> AIM
Copy each line that contains the string "this".

> EXERCISE MATERIALS
* Begin *

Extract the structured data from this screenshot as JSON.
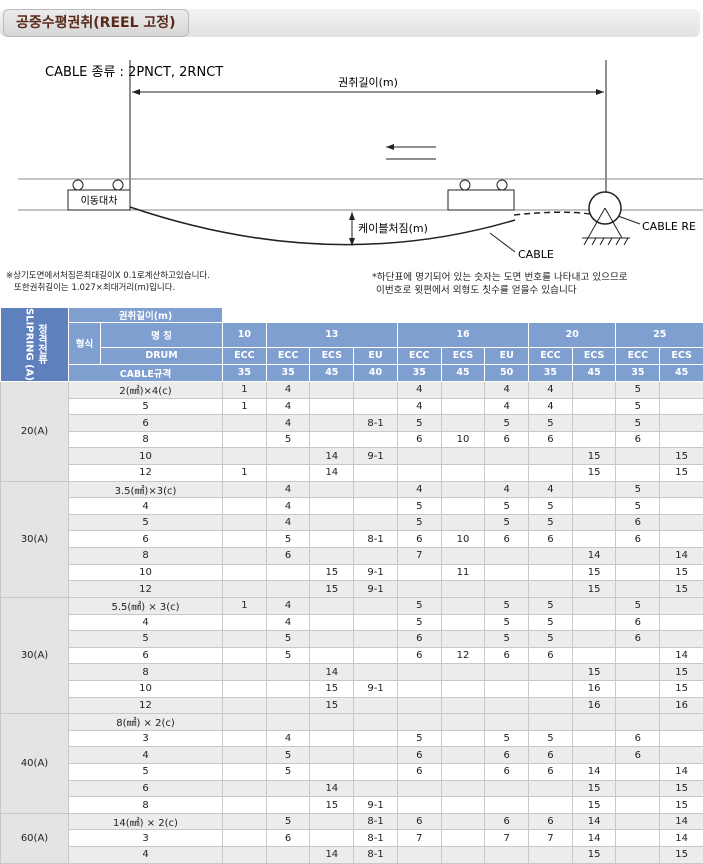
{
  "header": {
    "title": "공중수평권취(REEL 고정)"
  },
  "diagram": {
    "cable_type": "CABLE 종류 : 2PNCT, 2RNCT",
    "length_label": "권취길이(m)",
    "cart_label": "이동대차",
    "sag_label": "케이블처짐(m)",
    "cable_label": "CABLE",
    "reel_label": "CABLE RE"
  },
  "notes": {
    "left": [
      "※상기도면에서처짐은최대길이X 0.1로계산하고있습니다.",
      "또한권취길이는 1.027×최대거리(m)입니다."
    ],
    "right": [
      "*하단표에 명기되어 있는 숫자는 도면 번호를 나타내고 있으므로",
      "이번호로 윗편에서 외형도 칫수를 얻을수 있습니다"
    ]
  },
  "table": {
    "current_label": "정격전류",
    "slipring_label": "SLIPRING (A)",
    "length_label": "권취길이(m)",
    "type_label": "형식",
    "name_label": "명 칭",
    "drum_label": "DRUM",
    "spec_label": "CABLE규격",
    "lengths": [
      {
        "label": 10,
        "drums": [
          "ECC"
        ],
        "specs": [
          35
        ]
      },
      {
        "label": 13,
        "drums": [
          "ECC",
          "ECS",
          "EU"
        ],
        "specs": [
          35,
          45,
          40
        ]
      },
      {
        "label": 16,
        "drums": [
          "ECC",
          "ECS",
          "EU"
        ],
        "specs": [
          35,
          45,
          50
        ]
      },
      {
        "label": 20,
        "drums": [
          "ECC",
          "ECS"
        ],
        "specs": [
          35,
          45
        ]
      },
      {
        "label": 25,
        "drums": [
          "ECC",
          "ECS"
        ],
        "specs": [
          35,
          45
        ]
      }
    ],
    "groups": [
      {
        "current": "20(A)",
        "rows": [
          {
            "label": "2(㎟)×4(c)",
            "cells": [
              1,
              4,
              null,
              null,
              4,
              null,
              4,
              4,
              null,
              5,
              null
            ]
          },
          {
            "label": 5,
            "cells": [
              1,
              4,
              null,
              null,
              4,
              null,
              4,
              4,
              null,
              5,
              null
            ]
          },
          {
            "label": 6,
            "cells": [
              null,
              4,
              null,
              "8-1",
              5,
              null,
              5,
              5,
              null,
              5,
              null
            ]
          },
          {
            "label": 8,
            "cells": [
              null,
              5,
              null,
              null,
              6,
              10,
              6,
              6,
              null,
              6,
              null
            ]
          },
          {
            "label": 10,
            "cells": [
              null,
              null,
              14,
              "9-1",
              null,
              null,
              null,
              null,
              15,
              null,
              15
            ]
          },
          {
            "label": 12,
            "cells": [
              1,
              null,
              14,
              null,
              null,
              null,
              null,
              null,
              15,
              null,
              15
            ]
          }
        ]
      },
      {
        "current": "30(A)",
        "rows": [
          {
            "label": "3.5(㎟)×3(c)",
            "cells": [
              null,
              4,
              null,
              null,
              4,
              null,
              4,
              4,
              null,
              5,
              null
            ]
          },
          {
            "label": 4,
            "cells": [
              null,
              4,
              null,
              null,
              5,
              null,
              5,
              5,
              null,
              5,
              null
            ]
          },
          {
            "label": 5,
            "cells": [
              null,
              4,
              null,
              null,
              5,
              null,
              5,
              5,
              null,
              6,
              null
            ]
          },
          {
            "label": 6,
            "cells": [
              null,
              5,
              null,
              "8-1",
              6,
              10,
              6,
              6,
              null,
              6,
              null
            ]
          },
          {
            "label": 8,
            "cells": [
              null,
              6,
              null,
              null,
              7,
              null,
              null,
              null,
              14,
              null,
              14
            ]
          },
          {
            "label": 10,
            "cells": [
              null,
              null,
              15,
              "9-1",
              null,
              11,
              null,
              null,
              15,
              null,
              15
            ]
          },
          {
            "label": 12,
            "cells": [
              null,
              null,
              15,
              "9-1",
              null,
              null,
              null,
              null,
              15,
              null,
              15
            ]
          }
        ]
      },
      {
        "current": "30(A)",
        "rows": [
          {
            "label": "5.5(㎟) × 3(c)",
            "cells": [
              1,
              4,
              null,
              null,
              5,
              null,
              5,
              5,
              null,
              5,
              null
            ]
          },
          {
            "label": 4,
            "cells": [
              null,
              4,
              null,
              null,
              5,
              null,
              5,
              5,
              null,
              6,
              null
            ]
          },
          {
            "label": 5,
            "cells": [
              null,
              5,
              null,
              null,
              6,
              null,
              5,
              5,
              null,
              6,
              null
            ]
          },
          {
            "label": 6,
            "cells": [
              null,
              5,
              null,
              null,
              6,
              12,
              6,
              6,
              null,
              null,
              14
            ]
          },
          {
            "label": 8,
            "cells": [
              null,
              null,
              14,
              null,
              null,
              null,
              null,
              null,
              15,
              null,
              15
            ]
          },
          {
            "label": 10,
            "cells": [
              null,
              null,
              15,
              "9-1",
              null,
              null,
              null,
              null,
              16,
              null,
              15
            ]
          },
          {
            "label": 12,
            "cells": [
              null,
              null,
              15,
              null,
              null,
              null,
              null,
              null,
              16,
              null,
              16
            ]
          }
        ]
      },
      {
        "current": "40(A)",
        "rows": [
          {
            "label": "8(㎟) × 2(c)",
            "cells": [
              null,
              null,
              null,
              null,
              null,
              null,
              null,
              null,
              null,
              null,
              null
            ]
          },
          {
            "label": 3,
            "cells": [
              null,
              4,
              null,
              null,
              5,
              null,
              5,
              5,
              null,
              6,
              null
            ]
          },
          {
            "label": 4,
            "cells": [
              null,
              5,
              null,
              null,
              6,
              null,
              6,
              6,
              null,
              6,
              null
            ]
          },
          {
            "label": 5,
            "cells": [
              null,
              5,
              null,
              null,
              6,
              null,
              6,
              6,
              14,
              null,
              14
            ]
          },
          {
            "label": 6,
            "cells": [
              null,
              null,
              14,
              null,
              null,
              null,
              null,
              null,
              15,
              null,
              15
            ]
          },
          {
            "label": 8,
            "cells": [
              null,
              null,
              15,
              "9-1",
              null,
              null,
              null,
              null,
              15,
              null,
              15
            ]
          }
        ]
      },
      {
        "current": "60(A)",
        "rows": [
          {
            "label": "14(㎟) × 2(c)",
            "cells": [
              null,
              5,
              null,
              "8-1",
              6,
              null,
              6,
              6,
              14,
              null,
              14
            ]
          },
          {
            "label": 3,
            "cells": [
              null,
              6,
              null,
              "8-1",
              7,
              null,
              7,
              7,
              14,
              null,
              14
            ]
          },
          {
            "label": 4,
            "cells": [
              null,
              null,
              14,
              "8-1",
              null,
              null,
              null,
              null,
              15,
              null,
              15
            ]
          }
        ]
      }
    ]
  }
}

* End *
* Begin *

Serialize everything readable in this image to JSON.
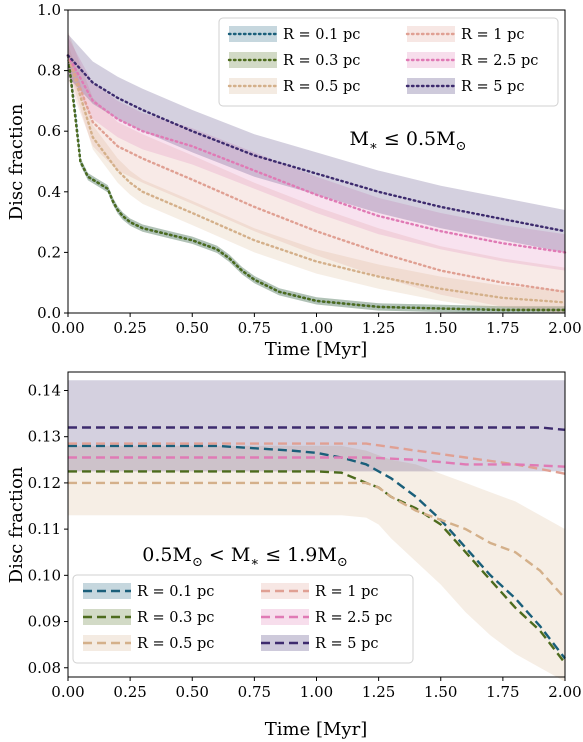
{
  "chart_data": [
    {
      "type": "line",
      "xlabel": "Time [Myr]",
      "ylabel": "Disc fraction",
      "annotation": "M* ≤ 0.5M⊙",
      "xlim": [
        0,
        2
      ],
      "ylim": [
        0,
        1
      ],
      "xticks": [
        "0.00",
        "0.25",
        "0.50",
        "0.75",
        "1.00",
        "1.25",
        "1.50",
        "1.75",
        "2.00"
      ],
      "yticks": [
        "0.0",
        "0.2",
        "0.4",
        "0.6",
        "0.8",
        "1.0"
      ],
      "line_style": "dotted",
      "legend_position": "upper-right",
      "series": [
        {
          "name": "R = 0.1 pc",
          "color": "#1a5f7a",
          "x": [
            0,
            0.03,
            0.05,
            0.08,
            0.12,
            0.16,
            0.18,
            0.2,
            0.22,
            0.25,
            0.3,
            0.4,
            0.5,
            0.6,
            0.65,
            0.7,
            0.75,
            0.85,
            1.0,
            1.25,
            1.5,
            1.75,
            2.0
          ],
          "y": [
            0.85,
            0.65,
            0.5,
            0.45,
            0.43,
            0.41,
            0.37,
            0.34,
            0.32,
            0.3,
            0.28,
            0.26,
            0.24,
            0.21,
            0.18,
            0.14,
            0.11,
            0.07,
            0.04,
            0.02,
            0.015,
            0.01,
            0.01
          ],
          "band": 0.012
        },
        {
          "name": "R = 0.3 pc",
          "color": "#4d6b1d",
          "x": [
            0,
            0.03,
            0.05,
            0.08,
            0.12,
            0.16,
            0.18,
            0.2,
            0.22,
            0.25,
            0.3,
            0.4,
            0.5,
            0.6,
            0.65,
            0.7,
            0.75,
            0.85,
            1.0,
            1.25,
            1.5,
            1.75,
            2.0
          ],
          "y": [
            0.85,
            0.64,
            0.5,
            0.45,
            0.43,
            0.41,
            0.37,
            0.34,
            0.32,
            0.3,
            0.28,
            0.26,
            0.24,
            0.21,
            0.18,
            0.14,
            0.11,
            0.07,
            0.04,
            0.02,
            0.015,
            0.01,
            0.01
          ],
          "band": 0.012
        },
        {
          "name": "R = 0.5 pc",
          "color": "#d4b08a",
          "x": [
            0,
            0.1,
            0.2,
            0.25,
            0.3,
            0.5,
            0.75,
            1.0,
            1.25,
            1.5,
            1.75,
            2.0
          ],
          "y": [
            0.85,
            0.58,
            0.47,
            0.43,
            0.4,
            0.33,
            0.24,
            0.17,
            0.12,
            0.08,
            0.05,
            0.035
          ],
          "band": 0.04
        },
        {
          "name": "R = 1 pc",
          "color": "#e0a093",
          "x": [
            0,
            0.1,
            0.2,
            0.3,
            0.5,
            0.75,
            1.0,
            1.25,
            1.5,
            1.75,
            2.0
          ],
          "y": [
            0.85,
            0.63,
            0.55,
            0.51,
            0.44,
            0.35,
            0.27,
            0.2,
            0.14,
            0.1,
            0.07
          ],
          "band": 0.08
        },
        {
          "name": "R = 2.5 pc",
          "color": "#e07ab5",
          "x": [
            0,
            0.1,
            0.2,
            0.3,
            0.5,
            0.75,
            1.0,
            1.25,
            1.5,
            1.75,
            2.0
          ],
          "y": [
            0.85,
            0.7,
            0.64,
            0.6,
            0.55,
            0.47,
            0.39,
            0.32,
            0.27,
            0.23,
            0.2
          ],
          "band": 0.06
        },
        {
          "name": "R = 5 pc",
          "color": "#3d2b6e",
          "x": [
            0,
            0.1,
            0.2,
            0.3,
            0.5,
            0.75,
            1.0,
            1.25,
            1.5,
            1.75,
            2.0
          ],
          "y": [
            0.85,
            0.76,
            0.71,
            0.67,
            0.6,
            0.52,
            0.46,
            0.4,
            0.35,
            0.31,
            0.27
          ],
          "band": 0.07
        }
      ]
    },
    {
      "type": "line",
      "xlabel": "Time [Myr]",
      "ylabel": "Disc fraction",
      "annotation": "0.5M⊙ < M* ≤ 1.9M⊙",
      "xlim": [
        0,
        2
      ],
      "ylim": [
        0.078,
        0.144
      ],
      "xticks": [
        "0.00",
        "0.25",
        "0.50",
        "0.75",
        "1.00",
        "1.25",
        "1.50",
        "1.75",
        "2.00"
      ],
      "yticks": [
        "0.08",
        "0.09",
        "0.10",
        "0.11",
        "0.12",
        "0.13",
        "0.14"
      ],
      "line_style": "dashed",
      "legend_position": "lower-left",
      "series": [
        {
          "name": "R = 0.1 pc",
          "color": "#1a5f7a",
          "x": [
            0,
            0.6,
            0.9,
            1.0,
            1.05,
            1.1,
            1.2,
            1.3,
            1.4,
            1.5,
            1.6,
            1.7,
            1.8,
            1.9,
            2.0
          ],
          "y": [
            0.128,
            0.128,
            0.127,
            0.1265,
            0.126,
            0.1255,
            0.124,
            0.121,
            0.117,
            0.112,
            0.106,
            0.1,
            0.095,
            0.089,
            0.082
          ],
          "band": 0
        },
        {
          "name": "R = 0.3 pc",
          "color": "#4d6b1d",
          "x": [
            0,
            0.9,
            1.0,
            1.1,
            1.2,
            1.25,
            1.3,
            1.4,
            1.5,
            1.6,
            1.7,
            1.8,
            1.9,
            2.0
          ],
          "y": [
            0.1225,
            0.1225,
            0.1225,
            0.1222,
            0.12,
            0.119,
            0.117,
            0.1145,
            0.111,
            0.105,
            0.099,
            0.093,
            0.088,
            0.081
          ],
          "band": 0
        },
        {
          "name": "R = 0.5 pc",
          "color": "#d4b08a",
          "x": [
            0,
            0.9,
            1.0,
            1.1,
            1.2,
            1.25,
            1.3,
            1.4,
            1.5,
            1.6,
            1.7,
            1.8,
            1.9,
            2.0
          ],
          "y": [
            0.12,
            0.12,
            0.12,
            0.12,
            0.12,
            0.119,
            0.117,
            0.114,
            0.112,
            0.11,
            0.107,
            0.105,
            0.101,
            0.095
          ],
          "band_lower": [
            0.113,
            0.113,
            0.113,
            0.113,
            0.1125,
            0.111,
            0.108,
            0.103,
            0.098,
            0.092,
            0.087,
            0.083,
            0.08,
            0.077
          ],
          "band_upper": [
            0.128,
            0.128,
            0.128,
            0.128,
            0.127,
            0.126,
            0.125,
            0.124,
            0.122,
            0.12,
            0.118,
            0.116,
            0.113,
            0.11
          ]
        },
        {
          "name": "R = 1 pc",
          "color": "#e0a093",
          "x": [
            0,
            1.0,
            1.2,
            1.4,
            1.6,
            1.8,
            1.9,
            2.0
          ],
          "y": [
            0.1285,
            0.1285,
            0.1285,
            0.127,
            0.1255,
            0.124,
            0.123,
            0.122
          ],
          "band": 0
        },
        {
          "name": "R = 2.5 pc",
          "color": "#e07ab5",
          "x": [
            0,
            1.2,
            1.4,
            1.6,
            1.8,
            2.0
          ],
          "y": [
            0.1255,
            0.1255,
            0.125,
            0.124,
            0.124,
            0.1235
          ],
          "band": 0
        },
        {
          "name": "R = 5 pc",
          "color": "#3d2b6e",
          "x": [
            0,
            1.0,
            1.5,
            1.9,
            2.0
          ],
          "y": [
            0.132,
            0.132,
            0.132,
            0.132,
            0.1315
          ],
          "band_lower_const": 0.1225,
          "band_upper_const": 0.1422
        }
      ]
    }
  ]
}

* End *

> EXERCISE SOLUTION
Extract the structured data from this screenshot as JSON.
Serialize everything readable in this image to JSON.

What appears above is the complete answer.